═══ SOURCE DATA ═══

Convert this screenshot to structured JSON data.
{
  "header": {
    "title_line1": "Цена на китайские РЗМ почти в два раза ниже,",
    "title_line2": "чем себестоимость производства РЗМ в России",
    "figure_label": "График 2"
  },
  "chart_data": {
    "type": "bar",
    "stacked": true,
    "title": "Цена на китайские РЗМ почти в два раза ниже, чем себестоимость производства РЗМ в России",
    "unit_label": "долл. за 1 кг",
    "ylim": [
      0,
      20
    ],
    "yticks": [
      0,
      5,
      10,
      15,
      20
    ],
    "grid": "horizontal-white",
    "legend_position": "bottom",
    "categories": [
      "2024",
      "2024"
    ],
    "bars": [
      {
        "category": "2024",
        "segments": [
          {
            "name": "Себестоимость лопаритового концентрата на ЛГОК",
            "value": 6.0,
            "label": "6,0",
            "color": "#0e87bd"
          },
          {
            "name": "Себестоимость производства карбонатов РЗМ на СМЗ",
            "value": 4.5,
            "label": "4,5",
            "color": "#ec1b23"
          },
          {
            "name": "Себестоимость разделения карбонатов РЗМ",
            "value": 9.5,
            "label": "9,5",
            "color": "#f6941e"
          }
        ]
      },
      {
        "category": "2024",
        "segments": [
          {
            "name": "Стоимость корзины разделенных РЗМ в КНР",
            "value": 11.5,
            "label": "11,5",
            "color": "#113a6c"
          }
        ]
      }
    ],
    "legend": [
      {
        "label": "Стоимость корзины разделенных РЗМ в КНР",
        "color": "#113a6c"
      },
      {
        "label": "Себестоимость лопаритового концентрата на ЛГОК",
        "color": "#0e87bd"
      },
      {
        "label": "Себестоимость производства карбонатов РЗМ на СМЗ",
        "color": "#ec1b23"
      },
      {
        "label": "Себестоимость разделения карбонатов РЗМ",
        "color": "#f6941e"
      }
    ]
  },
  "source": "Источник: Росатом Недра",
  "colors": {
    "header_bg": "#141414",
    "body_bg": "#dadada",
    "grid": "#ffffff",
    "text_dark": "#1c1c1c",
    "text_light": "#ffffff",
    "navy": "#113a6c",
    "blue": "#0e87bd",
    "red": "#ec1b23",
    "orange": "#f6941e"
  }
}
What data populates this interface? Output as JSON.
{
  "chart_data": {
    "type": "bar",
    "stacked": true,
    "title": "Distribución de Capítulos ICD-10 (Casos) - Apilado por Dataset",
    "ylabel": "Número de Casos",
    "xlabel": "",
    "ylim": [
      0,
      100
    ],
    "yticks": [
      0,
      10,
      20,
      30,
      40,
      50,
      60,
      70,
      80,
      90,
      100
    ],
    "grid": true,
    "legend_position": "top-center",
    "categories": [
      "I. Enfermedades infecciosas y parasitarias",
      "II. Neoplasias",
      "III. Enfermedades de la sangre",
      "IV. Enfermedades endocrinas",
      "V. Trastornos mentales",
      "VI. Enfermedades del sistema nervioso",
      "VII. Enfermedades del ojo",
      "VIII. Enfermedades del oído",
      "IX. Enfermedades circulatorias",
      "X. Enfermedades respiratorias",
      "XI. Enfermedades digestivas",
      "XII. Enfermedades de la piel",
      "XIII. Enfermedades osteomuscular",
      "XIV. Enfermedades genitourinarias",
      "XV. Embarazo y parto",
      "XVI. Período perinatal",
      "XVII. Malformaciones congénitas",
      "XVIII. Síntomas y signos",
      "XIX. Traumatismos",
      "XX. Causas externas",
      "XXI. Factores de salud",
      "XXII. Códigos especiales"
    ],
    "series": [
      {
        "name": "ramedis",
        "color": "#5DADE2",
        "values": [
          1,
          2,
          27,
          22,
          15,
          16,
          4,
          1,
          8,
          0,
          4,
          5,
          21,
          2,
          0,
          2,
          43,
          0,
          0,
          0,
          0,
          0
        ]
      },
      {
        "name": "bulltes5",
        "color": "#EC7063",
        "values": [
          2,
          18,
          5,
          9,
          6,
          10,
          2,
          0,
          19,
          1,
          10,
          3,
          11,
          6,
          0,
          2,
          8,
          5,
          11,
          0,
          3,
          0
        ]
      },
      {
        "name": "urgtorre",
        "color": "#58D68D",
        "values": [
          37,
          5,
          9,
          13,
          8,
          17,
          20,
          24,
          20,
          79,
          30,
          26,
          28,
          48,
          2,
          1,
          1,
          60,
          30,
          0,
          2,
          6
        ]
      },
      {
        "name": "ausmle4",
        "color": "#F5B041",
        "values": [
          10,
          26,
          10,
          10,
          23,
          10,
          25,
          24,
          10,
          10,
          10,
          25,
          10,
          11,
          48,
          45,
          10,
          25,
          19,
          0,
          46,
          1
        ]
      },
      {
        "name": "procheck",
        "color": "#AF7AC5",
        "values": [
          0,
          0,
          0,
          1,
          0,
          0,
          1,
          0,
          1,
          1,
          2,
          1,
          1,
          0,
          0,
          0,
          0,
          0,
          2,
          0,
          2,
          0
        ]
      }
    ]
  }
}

═══

EXERCISE DETAILS: Print the entries exactly. Include every one.

FINAL ANSWER:
Convert this screenshot to structured JSON data.
{
  "header": {
    "title_line1": "Цена на китайские РЗМ почти в два раза ниже,",
    "title_line2": "чем себестоимость производства РЗМ в России",
    "figure_label": "График 2"
  },
  "chart_data": {
    "type": "bar",
    "stacked": true,
    "title": "Цена на китайские РЗМ почти в два раза ниже, чем себестоимость производства РЗМ в России",
    "unit_label": "долл. за 1 кг",
    "ylim": [
      0,
      20
    ],
    "yticks": [
      0,
      5,
      10,
      15,
      20
    ],
    "grid": "horizontal-white",
    "legend_position": "bottom",
    "categories": [
      "2024",
      "2024"
    ],
    "bars": [
      {
        "category": "2024",
        "segments": [
          {
            "name": "Себестоимость лопаритового концентрата на ЛГОК",
            "value": 6.0,
            "label": "6,0",
            "color": "#0e87bd"
          },
          {
            "name": "Себестоимость производства карбонатов РЗМ на СМЗ",
            "value": 4.5,
            "label": "4,5",
            "color": "#ec1b23"
          },
          {
            "name": "Себестоимость разделения карбонатов РЗМ",
            "value": 9.5,
            "label": "9,5",
            "color": "#f6941e"
          }
        ]
      },
      {
        "category": "2024",
        "segments": [
          {
            "name": "Стоимость корзины разделенных РЗМ в КНР",
            "value": 11.5,
            "label": "11,5",
            "color": "#113a6c"
          }
        ]
      }
    ],
    "legend": [
      {
        "label": "Стоимость корзины разделенных РЗМ в КНР",
        "color": "#113a6c"
      },
      {
        "label": "Себестоимость лопаритового концентрата на ЛГОК",
        "color": "#0e87bd"
      },
      {
        "label": "Себестоимость производства карбонатов РЗМ на СМЗ",
        "color": "#ec1b23"
      },
      {
        "label": "Себестоимость разделения карбонатов РЗМ",
        "color": "#f6941e"
      }
    ]
  },
  "source": "Источник: Росатом Недра",
  "colors": {
    "header_bg": "#141414",
    "body_bg": "#dadada",
    "grid": "#ffffff",
    "text_dark": "#1c1c1c",
    "text_light": "#ffffff",
    "navy": "#113a6c",
    "blue": "#0e87bd",
    "red": "#ec1b23",
    "orange": "#f6941e"
  }
}
What data populates this interface? Output as JSON.
{
  "chart_data": {
    "type": "bar",
    "stacked": true,
    "title": "Distribución de Capítulos ICD-10 (Casos) - Apilado por Dataset",
    "ylabel": "Número de Casos",
    "xlabel": "",
    "ylim": [
      0,
      100
    ],
    "yticks": [
      0,
      10,
      20,
      30,
      40,
      50,
      60,
      70,
      80,
      90,
      100
    ],
    "grid": true,
    "legend_position": "top-center",
    "categories": [
      "I. Enfermedades infecciosas y parasitarias",
      "II. Neoplasias",
      "III. Enfermedades de la sangre",
      "IV. Enfermedades endocrinas",
      "V. Trastornos mentales",
      "VI. Enfermedades del sistema nervioso",
      "VII. Enfermedades del ojo",
      "VIII. Enfermedades del oído",
      "IX. Enfermedades circulatorias",
      "X. Enfermedades respiratorias",
      "XI. Enfermedades digestivas",
      "XII. Enfermedades de la piel",
      "XIII. Enfermedades osteomuscular",
      "XIV. Enfermedades genitourinarias",
      "XV. Embarazo y parto",
      "XVI. Período perinatal",
      "XVII. Malformaciones congénitas",
      "XVIII. Síntomas y signos",
      "XIX. Traumatismos",
      "XX. Causas externas",
      "XXI. Factores de salud",
      "XXII. Códigos especiales"
    ],
    "series": [
      {
        "name": "ramedis",
        "color": "#5DADE2",
        "values": [
          1,
          2,
          27,
          22,
          15,
          16,
          4,
          1,
          8,
          0,
          4,
          5,
          21,
          2,
          0,
          2,
          43,
          0,
          0,
          0,
          0,
          0
        ]
      },
      {
        "name": "bulltes5",
        "color": "#EC7063",
        "values": [
          2,
          18,
          5,
          9,
          6,
          10,
          2,
          0,
          19,
          1,
          10,
          3,
          11,
          6,
          0,
          2,
          8,
          5,
          11,
          0,
          3,
          0
        ]
      },
      {
        "name": "urgtorre",
        "color": "#58D68D",
        "values": [
          37,
          5,
          9,
          13,
          8,
          17,
          20,
          24,
          20,
          79,
          30,
          26,
          28,
          48,
          2,
          1,
          1,
          60,
          30,
          0,
          2,
          6
        ]
      },
      {
        "name": "ausmle4",
        "color": "#F5B041",
        "values": [
          10,
          26,
          10,
          10,
          23,
          10,
          25,
          24,
          10,
          10,
          10,
          25,
          10,
          11,
          48,
          45,
          10,
          25,
          19,
          0,
          46,
          1
        ]
      },
      {
        "name": "procheck",
        "color": "#AF7AC5",
        "values": [
          0,
          0,
          0,
          1,
          0,
          0,
          1,
          0,
          1,
          1,
          2,
          1,
          1,
          0,
          0,
          0,
          0,
          0,
          2,
          0,
          2,
          0
        ]
      }
    ]
  }
}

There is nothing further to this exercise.